Source records:

------------------------------------------------------------

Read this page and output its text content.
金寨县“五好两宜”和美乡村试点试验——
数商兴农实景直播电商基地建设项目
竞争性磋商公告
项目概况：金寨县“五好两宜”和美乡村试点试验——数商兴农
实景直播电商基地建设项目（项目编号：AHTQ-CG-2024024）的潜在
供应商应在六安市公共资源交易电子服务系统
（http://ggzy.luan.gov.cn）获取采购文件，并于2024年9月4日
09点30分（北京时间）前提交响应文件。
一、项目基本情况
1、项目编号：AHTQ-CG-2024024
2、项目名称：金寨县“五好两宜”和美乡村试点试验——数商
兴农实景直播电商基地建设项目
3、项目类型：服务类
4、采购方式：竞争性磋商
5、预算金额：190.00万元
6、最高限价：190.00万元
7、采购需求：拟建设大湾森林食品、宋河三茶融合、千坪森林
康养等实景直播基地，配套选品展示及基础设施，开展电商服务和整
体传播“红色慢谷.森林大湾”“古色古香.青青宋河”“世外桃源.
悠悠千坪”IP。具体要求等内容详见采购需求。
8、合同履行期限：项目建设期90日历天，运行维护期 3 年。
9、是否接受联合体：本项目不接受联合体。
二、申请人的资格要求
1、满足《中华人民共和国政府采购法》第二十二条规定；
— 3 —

------------------------------------------------------------

**AIM OF THE TASK**: Output every line above without altering anything.

**OUTPUT FOR THIS EXERCISE**:
Read this page and output its text content.
金寨县“五好两宜”和美乡村试点试验——
数商兴农实景直播电商基地建设项目
竞争性磋商公告
项目概况：金寨县“五好两宜”和美乡村试点试验——数商兴农
实景直播电商基地建设项目（项目编号：AHTQ-CG-2024024）的潜在
供应商应在六安市公共资源交易电子服务系统
（http://ggzy.luan.gov.cn）获取采购文件，并于2024年9月4日
09点30分（北京时间）前提交响应文件。
一、项目基本情况
1、项目编号：AHTQ-CG-2024024
2、项目名称：金寨县“五好两宜”和美乡村试点试验——数商
兴农实景直播电商基地建设项目
3、项目类型：服务类
4、采购方式：竞争性磋商
5、预算金额：190.00万元
6、最高限价：190.00万元
7、采购需求：拟建设大湾森林食品、宋河三茶融合、千坪森林
康养等实景直播基地，配套选品展示及基础设施，开展电商服务和整
体传播“红色慢谷.森林大湾”“古色古香.青青宋河”“世外桃源.
悠悠千坪”IP。具体要求等内容详见采购需求。
8、合同履行期限：项目建设期90日历天，运行维护期 3 年。
9、是否接受联合体：本项目不接受联合体。
二、申请人的资格要求
1、满足《中华人民共和国政府采购法》第二十二条规定；
— 3 —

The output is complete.